▸ Exercise input:
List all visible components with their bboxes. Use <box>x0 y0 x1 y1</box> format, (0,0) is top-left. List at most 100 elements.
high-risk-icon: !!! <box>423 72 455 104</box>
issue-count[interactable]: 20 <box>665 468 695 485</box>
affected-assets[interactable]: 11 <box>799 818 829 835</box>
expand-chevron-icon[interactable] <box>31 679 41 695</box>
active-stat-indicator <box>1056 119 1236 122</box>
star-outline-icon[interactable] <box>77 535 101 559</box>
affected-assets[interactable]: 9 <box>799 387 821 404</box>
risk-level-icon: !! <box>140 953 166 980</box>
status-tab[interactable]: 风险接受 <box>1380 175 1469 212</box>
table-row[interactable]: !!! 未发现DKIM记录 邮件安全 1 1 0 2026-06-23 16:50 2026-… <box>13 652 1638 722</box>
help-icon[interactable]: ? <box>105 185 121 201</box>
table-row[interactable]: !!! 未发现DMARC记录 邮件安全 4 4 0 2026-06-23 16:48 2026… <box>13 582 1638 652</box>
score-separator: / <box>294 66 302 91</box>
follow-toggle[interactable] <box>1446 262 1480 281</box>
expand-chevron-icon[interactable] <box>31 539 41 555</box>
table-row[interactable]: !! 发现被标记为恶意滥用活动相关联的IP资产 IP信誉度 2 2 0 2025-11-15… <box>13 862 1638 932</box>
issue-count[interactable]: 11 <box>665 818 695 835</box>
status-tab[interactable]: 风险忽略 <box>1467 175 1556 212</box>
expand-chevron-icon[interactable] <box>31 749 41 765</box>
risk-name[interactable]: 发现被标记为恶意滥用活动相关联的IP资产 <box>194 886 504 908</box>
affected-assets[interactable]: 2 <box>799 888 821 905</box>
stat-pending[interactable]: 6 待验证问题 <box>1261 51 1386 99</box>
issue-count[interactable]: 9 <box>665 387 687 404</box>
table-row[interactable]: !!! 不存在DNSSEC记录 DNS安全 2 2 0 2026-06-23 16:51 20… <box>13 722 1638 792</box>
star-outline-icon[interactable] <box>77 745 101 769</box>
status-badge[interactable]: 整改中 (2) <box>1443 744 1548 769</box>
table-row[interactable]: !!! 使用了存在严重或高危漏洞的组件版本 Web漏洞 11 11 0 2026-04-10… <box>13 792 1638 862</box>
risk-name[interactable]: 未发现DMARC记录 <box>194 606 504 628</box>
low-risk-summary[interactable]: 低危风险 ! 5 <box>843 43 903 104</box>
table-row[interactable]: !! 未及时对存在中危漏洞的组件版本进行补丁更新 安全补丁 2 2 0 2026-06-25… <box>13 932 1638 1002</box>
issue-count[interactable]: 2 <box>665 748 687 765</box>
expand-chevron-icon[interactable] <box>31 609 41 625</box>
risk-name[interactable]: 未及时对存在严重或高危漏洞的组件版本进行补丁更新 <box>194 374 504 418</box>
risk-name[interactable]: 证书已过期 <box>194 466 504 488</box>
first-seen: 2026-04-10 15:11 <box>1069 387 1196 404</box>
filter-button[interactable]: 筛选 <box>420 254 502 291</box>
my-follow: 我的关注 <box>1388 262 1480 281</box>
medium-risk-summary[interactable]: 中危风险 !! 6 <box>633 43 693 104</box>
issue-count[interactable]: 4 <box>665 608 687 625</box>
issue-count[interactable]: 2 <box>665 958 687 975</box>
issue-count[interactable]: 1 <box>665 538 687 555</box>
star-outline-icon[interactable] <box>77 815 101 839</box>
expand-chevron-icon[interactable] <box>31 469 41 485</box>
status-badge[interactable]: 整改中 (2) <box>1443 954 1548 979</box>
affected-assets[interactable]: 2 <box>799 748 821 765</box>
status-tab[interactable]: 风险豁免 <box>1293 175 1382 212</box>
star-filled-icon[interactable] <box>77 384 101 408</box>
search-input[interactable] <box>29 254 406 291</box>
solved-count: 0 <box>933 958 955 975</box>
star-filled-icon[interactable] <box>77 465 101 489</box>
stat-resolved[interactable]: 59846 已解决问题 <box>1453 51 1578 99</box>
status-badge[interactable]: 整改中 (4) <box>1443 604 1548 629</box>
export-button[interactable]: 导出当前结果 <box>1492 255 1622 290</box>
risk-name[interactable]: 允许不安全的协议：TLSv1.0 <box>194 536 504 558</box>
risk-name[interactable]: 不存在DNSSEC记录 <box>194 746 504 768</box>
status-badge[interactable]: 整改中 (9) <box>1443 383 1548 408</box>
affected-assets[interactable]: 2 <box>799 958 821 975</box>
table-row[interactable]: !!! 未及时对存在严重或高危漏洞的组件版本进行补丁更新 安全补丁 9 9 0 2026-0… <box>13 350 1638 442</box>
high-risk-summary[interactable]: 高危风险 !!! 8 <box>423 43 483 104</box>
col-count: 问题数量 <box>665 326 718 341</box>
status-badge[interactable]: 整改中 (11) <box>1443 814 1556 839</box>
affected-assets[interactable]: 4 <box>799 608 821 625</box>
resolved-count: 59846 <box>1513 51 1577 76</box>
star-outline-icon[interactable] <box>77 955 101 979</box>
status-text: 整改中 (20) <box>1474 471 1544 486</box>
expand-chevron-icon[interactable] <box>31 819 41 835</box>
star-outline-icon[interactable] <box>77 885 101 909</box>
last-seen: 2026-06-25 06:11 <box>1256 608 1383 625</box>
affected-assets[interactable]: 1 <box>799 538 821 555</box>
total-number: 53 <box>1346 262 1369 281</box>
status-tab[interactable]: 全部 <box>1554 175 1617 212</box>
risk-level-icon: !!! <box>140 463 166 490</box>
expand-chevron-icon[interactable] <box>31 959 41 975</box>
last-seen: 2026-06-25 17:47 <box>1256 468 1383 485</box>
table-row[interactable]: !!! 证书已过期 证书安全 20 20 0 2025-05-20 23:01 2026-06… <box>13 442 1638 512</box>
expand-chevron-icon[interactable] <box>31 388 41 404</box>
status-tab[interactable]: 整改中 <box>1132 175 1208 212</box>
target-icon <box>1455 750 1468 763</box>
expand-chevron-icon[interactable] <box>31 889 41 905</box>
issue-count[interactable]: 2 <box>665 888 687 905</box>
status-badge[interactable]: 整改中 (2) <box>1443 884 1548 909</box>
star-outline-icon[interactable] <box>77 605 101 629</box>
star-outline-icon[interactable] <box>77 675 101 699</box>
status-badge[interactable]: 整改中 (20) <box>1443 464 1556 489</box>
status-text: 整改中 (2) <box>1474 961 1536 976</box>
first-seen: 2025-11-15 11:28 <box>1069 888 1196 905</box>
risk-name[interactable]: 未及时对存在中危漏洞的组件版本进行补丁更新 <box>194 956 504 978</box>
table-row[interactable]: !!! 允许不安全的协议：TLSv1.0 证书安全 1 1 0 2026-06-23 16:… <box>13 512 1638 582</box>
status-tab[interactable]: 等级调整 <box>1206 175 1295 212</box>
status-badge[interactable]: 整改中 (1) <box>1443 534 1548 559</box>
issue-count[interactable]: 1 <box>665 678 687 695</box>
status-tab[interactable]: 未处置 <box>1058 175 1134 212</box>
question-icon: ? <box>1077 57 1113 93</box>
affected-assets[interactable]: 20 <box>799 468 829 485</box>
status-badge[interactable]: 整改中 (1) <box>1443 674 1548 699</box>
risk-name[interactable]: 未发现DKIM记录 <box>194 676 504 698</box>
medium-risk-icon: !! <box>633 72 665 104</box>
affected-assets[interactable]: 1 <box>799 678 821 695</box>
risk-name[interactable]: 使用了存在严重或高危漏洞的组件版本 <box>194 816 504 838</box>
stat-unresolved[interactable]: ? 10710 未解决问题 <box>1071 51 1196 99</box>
==
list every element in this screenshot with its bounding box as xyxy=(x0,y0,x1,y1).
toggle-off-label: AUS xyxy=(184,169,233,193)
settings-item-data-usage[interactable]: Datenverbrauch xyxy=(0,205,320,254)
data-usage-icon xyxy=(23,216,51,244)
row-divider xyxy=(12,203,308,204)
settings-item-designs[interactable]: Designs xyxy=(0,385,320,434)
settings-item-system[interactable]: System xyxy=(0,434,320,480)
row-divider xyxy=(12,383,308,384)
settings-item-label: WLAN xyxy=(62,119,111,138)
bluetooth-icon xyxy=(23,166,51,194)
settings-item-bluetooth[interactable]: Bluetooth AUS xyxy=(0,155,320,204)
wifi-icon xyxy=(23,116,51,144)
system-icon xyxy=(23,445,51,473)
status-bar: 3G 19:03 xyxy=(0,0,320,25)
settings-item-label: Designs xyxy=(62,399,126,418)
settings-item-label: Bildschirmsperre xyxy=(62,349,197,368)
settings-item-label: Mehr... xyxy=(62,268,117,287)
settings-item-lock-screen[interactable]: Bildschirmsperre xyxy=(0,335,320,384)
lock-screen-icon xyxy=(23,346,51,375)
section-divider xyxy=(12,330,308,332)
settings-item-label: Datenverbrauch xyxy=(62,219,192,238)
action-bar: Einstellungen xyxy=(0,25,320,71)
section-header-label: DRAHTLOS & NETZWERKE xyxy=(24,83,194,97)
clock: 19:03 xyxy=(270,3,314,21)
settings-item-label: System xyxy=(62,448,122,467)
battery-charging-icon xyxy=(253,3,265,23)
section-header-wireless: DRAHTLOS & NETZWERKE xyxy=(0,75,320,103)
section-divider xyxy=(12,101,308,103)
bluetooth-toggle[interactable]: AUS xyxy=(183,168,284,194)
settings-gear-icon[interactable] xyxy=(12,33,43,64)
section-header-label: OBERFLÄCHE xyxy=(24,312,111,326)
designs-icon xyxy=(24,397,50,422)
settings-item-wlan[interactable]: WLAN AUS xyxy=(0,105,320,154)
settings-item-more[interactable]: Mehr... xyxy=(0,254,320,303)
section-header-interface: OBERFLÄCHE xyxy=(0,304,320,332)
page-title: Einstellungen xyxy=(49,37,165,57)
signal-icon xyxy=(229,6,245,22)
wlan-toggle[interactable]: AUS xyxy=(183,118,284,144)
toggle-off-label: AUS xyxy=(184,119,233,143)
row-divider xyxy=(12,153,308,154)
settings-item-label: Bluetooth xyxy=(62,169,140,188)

▸ Directive: Write out the material from the line containing "list every element" through the line containing "settings-gear-icon[interactable] xyxy=(12,33,43,64)", copying each line precisely.

▸ Worked answer:
list every element in this screenshot with its bounding box as xyxy=(x0,y0,x1,y1).
toggle-off-label: AUS xyxy=(184,169,233,193)
settings-item-data-usage[interactable]: Datenverbrauch xyxy=(0,205,320,254)
data-usage-icon xyxy=(23,216,51,244)
row-divider xyxy=(12,203,308,204)
settings-item-designs[interactable]: Designs xyxy=(0,385,320,434)
settings-item-system[interactable]: System xyxy=(0,434,320,480)
row-divider xyxy=(12,383,308,384)
settings-item-label: WLAN xyxy=(62,119,111,138)
bluetooth-icon xyxy=(23,166,51,194)
settings-item-bluetooth[interactable]: Bluetooth AUS xyxy=(0,155,320,204)
wifi-icon xyxy=(23,116,51,144)
system-icon xyxy=(23,445,51,473)
status-bar: 3G 19:03 xyxy=(0,0,320,25)
settings-item-label: Designs xyxy=(62,399,126,418)
settings-item-label: Bildschirmsperre xyxy=(62,349,197,368)
settings-item-label: Mehr... xyxy=(62,268,117,287)
settings-item-lock-screen[interactable]: Bildschirmsperre xyxy=(0,335,320,384)
lock-screen-icon xyxy=(23,346,51,375)
section-divider xyxy=(12,330,308,332)
settings-item-label: Datenverbrauch xyxy=(62,219,192,238)
action-bar: Einstellungen xyxy=(0,25,320,71)
section-header-label: DRAHTLOS & NETZWERKE xyxy=(24,83,194,97)
clock: 19:03 xyxy=(270,3,314,21)
settings-item-label: System xyxy=(62,448,122,467)
battery-charging-icon xyxy=(253,3,265,23)
section-header-wireless: DRAHTLOS & NETZWERKE xyxy=(0,75,320,103)
section-divider xyxy=(12,101,308,103)
bluetooth-toggle[interactable]: AUS xyxy=(183,168,284,194)
settings-gear-icon[interactable] xyxy=(12,33,43,64)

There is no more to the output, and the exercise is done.